Task statement
Reproduce all the entries precisely.

[START Supplied information]

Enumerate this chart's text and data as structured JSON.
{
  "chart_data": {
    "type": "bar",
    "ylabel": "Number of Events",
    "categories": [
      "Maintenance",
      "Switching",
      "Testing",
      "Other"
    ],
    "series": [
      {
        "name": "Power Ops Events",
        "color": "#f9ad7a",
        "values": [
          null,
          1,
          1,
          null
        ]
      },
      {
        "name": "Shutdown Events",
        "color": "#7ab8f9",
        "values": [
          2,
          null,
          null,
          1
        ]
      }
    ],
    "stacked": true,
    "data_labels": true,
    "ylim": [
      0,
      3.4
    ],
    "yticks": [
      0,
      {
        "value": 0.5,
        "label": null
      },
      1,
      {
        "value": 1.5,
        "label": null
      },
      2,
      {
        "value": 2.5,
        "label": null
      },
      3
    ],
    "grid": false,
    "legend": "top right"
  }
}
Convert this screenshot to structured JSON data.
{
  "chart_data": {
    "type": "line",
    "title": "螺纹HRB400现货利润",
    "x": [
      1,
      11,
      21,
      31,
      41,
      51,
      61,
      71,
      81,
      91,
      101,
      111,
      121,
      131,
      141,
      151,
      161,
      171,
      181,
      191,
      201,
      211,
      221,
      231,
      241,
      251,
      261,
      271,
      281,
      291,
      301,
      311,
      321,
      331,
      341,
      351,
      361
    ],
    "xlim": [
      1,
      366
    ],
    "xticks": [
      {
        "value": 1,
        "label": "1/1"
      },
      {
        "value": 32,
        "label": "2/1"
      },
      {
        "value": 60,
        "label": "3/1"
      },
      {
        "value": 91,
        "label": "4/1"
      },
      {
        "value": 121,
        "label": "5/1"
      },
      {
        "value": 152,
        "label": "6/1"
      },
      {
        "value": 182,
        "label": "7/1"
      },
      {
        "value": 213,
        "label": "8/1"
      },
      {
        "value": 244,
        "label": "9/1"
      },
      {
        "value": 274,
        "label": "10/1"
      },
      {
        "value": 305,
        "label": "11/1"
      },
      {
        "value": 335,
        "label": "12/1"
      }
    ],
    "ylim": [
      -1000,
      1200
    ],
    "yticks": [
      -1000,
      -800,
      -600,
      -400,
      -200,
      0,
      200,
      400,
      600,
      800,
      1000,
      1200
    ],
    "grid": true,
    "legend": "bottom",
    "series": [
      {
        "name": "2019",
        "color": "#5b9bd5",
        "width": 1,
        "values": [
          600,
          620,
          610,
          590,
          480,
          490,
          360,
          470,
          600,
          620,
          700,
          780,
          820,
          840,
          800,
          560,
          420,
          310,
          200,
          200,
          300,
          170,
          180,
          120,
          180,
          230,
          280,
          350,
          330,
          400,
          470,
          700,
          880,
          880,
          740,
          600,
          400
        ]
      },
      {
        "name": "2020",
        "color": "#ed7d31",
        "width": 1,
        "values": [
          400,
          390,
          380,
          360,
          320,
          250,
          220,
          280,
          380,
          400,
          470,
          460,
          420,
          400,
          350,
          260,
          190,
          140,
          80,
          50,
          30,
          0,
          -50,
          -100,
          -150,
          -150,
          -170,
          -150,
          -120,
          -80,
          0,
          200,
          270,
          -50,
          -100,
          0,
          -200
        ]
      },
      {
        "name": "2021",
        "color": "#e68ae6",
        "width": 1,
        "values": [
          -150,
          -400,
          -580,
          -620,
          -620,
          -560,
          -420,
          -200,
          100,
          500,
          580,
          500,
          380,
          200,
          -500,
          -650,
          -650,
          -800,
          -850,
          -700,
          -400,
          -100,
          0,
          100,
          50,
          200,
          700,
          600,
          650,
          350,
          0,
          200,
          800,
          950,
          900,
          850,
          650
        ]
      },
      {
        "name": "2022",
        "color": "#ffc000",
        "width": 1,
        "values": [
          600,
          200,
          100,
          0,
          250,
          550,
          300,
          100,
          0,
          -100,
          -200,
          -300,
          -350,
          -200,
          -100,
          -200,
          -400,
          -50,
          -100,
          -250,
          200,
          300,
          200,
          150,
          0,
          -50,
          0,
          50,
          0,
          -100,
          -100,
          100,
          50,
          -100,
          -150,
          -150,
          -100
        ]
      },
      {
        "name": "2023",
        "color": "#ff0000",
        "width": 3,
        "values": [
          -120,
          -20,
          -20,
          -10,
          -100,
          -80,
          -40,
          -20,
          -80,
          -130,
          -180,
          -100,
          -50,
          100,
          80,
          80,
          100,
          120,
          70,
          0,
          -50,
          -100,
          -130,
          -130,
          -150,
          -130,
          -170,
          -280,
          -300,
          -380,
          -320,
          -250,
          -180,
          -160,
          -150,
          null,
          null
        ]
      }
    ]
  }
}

[END Supplied information]

Right answer
Enumerate this chart's text and data as structured JSON.
{
  "chart_data": {
    "type": "bar",
    "ylabel": "Number of Events",
    "categories": [
      "Maintenance",
      "Switching",
      "Testing",
      "Other"
    ],
    "series": [
      {
        "name": "Power Ops Events",
        "color": "#f9ad7a",
        "values": [
          null,
          1,
          1,
          null
        ]
      },
      {
        "name": "Shutdown Events",
        "color": "#7ab8f9",
        "values": [
          2,
          null,
          null,
          1
        ]
      }
    ],
    "stacked": true,
    "data_labels": true,
    "ylim": [
      0,
      3.4
    ],
    "yticks": [
      0,
      {
        "value": 0.5,
        "label": null
      },
      1,
      {
        "value": 1.5,
        "label": null
      },
      2,
      {
        "value": 2.5,
        "label": null
      },
      3
    ],
    "grid": false,
    "legend": "top right"
  }
}
Convert this screenshot to structured JSON data.
{
  "chart_data": {
    "type": "line",
    "title": "螺纹HRB400现货利润",
    "x": [
      1,
      11,
      21,
      31,
      41,
      51,
      61,
      71,
      81,
      91,
      101,
      111,
      121,
      131,
      141,
      151,
      161,
      171,
      181,
      191,
      201,
      211,
      221,
      231,
      241,
      251,
      261,
      271,
      281,
      291,
      301,
      311,
      321,
      331,
      341,
      351,
      361
    ],
    "xlim": [
      1,
      366
    ],
    "xticks": [
      {
        "value": 1,
        "label": "1/1"
      },
      {
        "value": 32,
        "label": "2/1"
      },
      {
        "value": 60,
        "label": "3/1"
      },
      {
        "value": 91,
        "label": "4/1"
      },
      {
        "value": 121,
        "label": "5/1"
      },
      {
        "value": 152,
        "label": "6/1"
      },
      {
        "value": 182,
        "label": "7/1"
      },
      {
        "value": 213,
        "label": "8/1"
      },
      {
        "value": 244,
        "label": "9/1"
      },
      {
        "value": 274,
        "label": "10/1"
      },
      {
        "value": 305,
        "label": "11/1"
      },
      {
        "value": 335,
        "label": "12/1"
      }
    ],
    "ylim": [
      -1000,
      1200
    ],
    "yticks": [
      -1000,
      -800,
      -600,
      -400,
      -200,
      0,
      200,
      400,
      600,
      800,
      1000,
      1200
    ],
    "grid": true,
    "legend": "bottom",
    "series": [
      {
        "name": "2019",
        "color": "#5b9bd5",
        "width": 1,
        "values": [
          600,
          620,
          610,
          590,
          480,
          490,
          360,
          470,
          600,
          620,
          700,
          780,
          820,
          840,
          800,
          560,
          420,
          310,
          200,
          200,
          300,
          170,
          180,
          120,
          180,
          230,
          280,
          350,
          330,
          400,
          470,
          700,
          880,
          880,
          740,
          600,
          400
        ]
      },
      {
        "name": "2020",
        "color": "#ed7d31",
        "width": 1,
        "values": [
          400,
          390,
          380,
          360,
          320,
          250,
          220,
          280,
          380,
          400,
          470,
          460,
          420,
          400,
          350,
          260,
          190,
          140,
          80,
          50,
          30,
          0,
          -50,
          -100,
          -150,
          -150,
          -170,
          -150,
          -120,
          -80,
          0,
          200,
          270,
          -50,
          -100,
          0,
          -200
        ]
      },
      {
        "name": "2021",
        "color": "#e68ae6",
        "width": 1,
        "values": [
          -150,
          -400,
          -580,
          -620,
          -620,
          -560,
          -420,
          -200,
          100,
          500,
          580,
          500,
          380,
          200,
          -500,
          -650,
          -650,
          -800,
          -850,
          -700,
          -400,
          -100,
          0,
          100,
          50,
          200,
          700,
          600,
          650,
          350,
          0,
          200,
          800,
          950,
          900,
          850,
          650
        ]
      },
      {
        "name": "2022",
        "color": "#ffc000",
        "width": 1,
        "values": [
          600,
          200,
          100,
          0,
          250,
          550,
          300,
          100,
          0,
          -100,
          -200,
          -300,
          -350,
          -200,
          -100,
          -200,
          -400,
          -50,
          -100,
          -250,
          200,
          300,
          200,
          150,
          0,
          -50,
          0,
          50,
          0,
          -100,
          -100,
          100,
          50,
          -100,
          -150,
          -150,
          -100
        ]
      },
      {
        "name": "2023",
        "color": "#ff0000",
        "width": 3,
        "values": [
          -120,
          -20,
          -20,
          -10,
          -100,
          -80,
          -40,
          -20,
          -80,
          -130,
          -180,
          -100,
          -50,
          100,
          80,
          80,
          100,
          120,
          70,
          0,
          -50,
          -100,
          -130,
          -130,
          -150,
          -130,
          -170,
          -280,
          -300,
          -380,
          -320,
          -250,
          -180,
          -160,
          -150,
          null,
          null
        ]
      }
    ]
  }
}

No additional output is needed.